Entries from a visual dataset
——————

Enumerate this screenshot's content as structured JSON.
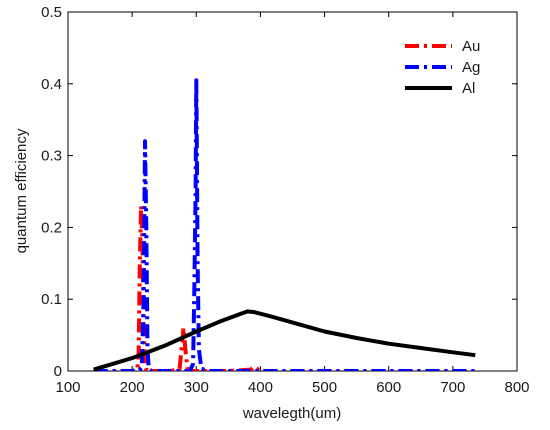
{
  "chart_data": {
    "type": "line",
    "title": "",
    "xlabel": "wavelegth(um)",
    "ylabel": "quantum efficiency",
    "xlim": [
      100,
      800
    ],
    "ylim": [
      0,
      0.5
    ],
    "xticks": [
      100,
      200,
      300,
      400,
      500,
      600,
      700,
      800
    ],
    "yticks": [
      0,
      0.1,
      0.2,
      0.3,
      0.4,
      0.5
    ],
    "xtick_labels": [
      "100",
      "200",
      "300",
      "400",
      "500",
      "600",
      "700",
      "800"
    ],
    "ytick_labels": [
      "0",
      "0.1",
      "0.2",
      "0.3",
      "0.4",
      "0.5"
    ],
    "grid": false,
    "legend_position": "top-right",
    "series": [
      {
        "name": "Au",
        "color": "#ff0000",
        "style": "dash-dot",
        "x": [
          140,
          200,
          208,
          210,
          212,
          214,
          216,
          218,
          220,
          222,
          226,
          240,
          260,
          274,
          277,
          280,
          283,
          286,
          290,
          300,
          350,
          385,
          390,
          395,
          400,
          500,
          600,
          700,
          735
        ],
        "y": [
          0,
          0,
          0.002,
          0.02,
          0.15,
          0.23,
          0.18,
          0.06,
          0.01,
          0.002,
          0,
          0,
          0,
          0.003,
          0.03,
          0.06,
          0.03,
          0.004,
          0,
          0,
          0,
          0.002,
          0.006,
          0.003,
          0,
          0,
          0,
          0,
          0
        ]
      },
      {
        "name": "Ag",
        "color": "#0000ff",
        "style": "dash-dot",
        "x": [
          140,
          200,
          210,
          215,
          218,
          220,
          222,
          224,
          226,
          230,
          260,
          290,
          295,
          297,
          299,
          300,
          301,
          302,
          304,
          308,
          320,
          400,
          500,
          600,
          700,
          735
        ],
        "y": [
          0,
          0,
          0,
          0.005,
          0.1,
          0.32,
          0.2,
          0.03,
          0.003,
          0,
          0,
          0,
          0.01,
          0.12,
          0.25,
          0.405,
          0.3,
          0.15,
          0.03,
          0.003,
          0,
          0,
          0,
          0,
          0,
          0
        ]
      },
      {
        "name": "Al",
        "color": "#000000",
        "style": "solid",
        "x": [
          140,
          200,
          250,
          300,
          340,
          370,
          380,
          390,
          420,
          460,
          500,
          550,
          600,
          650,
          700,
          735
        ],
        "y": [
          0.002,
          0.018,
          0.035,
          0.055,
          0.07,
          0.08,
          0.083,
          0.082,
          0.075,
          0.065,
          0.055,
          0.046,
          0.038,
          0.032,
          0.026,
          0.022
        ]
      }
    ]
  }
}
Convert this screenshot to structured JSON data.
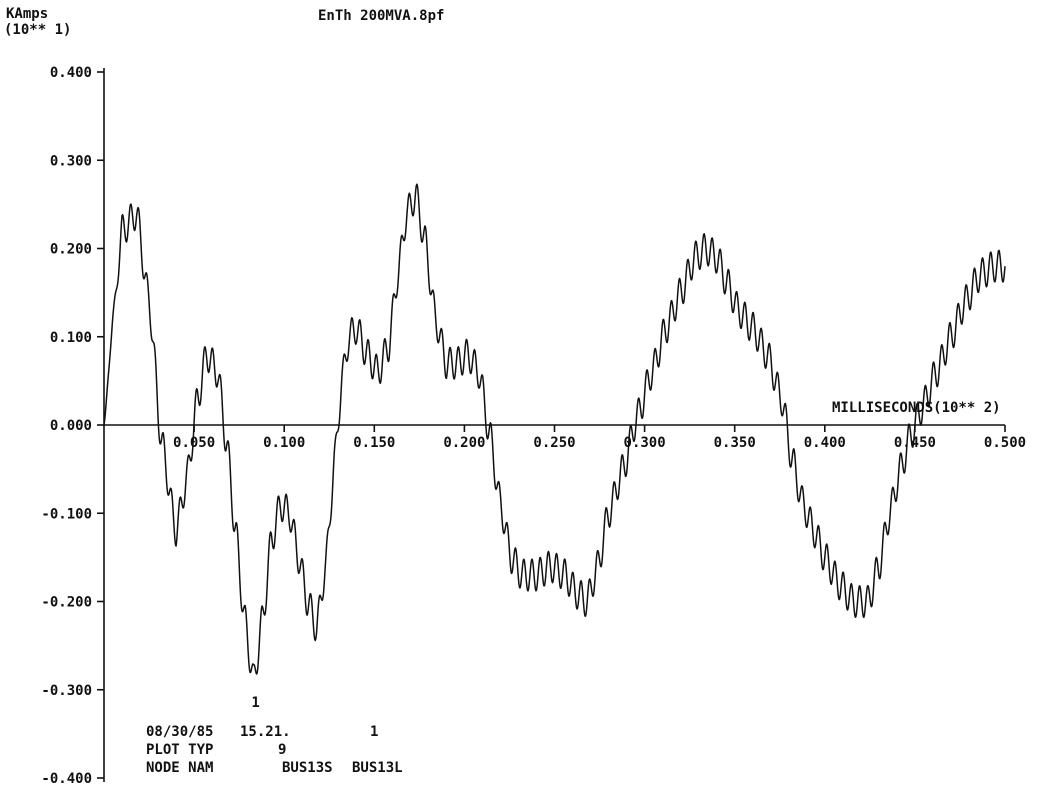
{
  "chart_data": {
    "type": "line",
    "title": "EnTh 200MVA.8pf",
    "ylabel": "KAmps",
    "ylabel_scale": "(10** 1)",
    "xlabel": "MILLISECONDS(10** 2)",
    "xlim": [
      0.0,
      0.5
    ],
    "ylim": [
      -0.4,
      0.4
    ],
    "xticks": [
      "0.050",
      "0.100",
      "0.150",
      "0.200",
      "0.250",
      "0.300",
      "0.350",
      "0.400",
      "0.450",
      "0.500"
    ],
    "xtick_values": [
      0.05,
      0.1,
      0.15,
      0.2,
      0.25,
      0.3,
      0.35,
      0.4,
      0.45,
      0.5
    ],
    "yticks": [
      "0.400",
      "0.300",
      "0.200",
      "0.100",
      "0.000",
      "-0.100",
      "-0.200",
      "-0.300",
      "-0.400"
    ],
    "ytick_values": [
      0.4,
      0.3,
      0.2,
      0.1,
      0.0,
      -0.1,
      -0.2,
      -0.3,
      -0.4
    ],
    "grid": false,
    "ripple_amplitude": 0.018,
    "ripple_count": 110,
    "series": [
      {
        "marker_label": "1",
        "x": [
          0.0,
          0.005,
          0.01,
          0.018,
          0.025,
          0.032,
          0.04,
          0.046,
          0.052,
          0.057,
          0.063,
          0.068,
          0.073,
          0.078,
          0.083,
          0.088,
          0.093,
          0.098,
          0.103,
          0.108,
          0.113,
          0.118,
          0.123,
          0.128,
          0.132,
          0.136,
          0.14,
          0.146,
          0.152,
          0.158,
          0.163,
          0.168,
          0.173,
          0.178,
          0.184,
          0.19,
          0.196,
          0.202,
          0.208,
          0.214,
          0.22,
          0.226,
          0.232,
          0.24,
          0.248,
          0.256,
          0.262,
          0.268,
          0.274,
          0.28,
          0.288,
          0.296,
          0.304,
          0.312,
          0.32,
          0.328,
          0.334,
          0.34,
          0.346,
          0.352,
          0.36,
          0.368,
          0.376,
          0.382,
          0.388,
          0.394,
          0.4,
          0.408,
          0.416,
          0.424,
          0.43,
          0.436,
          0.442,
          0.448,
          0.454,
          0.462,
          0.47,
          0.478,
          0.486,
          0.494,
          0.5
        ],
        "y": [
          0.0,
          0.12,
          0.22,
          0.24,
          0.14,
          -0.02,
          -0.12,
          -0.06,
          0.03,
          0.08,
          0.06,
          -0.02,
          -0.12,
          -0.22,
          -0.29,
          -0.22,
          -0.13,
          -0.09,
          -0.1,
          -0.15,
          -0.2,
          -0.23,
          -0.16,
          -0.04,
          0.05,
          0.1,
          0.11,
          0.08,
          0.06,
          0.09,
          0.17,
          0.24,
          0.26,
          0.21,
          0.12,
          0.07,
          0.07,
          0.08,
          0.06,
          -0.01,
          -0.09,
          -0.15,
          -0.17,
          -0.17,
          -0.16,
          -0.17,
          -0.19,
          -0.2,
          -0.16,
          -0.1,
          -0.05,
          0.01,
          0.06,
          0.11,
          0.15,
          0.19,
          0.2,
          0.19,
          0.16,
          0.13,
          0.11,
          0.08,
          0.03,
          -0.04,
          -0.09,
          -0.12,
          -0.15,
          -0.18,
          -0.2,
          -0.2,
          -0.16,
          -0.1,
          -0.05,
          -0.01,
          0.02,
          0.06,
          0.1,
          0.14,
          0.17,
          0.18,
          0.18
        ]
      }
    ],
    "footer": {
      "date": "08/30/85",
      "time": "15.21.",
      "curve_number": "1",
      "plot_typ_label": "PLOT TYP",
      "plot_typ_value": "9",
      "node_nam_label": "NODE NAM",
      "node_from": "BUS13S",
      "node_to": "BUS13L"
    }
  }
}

——————

*Exercise instructions*. Write out each entry exactly as given, omitting any picture.

*Task response*.
Enumerate this screenshot's content as structured JSON.
{
  "chart_data": {
    "type": "line",
    "title": "",
    "xlabel": "wavelegth(um)",
    "ylabel": "quantum efficiency",
    "xlim": [
      100,
      800
    ],
    "ylim": [
      0,
      0.5
    ],
    "xticks": [
      100,
      200,
      300,
      400,
      500,
      600,
      700,
      800
    ],
    "yticks": [
      0,
      0.1,
      0.2,
      0.3,
      0.4,
      0.5
    ],
    "xtick_labels": [
      "100",
      "200",
      "300",
      "400",
      "500",
      "600",
      "700",
      "800"
    ],
    "ytick_labels": [
      "0",
      "0.1",
      "0.2",
      "0.3",
      "0.4",
      "0.5"
    ],
    "grid": false,
    "legend_position": "top-right",
    "series": [
      {
        "name": "Au",
        "color": "#ff0000",
        "style": "dash-dot",
        "x": [
          140,
          200,
          208,
          210,
          212,
          214,
          216,
          218,
          220,
          222,
          226,
          240,
          260,
          274,
          277,
          280,
          283,
          286,
          290,
          300,
          350,
          385,
          390,
          395,
          400,
          500,
          600,
          700,
          735
        ],
        "y": [
          0,
          0,
          0.002,
          0.02,
          0.15,
          0.23,
          0.18,
          0.06,
          0.01,
          0.002,
          0,
          0,
          0,
          0.003,
          0.03,
          0.06,
          0.03,
          0.004,
          0,
          0,
          0,
          0.002,
          0.006,
          0.003,
          0,
          0,
          0,
          0,
          0
        ]
      },
      {
        "name": "Ag",
        "color": "#0000ff",
        "style": "dash-dot",
        "x": [
          140,
          200,
          210,
          215,
          218,
          220,
          222,
          224,
          226,
          230,
          260,
          290,
          295,
          297,
          299,
          300,
          301,
          302,
          304,
          308,
          320,
          400,
          500,
          600,
          700,
          735
        ],
        "y": [
          0,
          0,
          0,
          0.005,
          0.1,
          0.32,
          0.2,
          0.03,
          0.003,
          0,
          0,
          0,
          0.01,
          0.12,
          0.25,
          0.405,
          0.3,
          0.15,
          0.03,
          0.003,
          0,
          0,
          0,
          0,
          0,
          0
        ]
      },
      {
        "name": "Al",
        "color": "#000000",
        "style": "solid",
        "x": [
          140,
          200,
          250,
          300,
          340,
          370,
          380,
          390,
          420,
          460,
          500,
          550,
          600,
          650,
          700,
          735
        ],
        "y": [
          0.002,
          0.018,
          0.035,
          0.055,
          0.07,
          0.08,
          0.083,
          0.082,
          0.075,
          0.065,
          0.055,
          0.046,
          0.038,
          0.032,
          0.026,
          0.022
        ]
      }
    ]
  }
}
Convert this screenshot to structured JSON data.
{
  "chart_data": {
    "type": "line",
    "title": "EnTh 200MVA.8pf",
    "ylabel": "KAmps",
    "ylabel_scale": "(10** 1)",
    "xlabel": "MILLISECONDS(10** 2)",
    "xlim": [
      0.0,
      0.5
    ],
    "ylim": [
      -0.4,
      0.4
    ],
    "xticks": [
      "0.050",
      "0.100",
      "0.150",
      "0.200",
      "0.250",
      "0.300",
      "0.350",
      "0.400",
      "0.450",
      "0.500"
    ],
    "xtick_values": [
      0.05,
      0.1,
      0.15,
      0.2,
      0.25,
      0.3,
      0.35,
      0.4,
      0.45,
      0.5
    ],
    "yticks": [
      "0.400",
      "0.300",
      "0.200",
      "0.100",
      "0.000",
      "-0.100",
      "-0.200",
      "-0.300",
      "-0.400"
    ],
    "ytick_values": [
      0.4,
      0.3,
      0.2,
      0.1,
      0.0,
      -0.1,
      -0.2,
      -0.3,
      -0.4
    ],
    "grid": false,
    "ripple_amplitude": 0.018,
    "ripple_count": 110,
    "series": [
      {
        "marker_label": "1",
        "x": [
          0.0,
          0.005,
          0.01,
          0.018,
          0.025,
          0.032,
          0.04,
          0.046,
          0.052,
          0.057,
          0.063,
          0.068,
          0.073,
          0.078,
          0.083,
          0.088,
          0.093,
          0.098,
          0.103,
          0.108,
          0.113,
          0.118,
          0.123,
          0.128,
          0.132,
          0.136,
          0.14,
          0.146,
          0.152,
          0.158,
          0.163,
          0.168,
          0.173,
          0.178,
          0.184,
          0.19,
          0.196,
          0.202,
          0.208,
          0.214,
          0.22,
          0.226,
          0.232,
          0.24,
          0.248,
          0.256,
          0.262,
          0.268,
          0.274,
          0.28,
          0.288,
          0.296,
          0.304,
          0.312,
          0.32,
          0.328,
          0.334,
          0.34,
          0.346,
          0.352,
          0.36,
          0.368,
          0.376,
          0.382,
          0.388,
          0.394,
          0.4,
          0.408,
          0.416,
          0.424,
          0.43,
          0.436,
          0.442,
          0.448,
          0.454,
          0.462,
          0.47,
          0.478,
          0.486,
          0.494,
          0.5
        ],
        "y": [
          0.0,
          0.12,
          0.22,
          0.24,
          0.14,
          -0.02,
          -0.12,
          -0.06,
          0.03,
          0.08,
          0.06,
          -0.02,
          -0.12,
          -0.22,
          -0.29,
          -0.22,
          -0.13,
          -0.09,
          -0.1,
          -0.15,
          -0.2,
          -0.23,
          -0.16,
          -0.04,
          0.05,
          0.1,
          0.11,
          0.08,
          0.06,
          0.09,
          0.17,
          0.24,
          0.26,
          0.21,
          0.12,
          0.07,
          0.07,
          0.08,
          0.06,
          -0.01,
          -0.09,
          -0.15,
          -0.17,
          -0.17,
          -0.16,
          -0.17,
          -0.19,
          -0.2,
          -0.16,
          -0.1,
          -0.05,
          0.01,
          0.06,
          0.11,
          0.15,
          0.19,
          0.2,
          0.19,
          0.16,
          0.13,
          0.11,
          0.08,
          0.03,
          -0.04,
          -0.09,
          -0.12,
          -0.15,
          -0.18,
          -0.2,
          -0.2,
          -0.16,
          -0.1,
          -0.05,
          -0.01,
          0.02,
          0.06,
          0.1,
          0.14,
          0.17,
          0.18,
          0.18
        ]
      }
    ],
    "footer": {
      "date": "08/30/85",
      "time": "15.21.",
      "curve_number": "1",
      "plot_typ_label": "PLOT TYP",
      "plot_typ_value": "9",
      "node_nam_label": "NODE NAM",
      "node_from": "BUS13S",
      "node_to": "BUS13L"
    }
  }
}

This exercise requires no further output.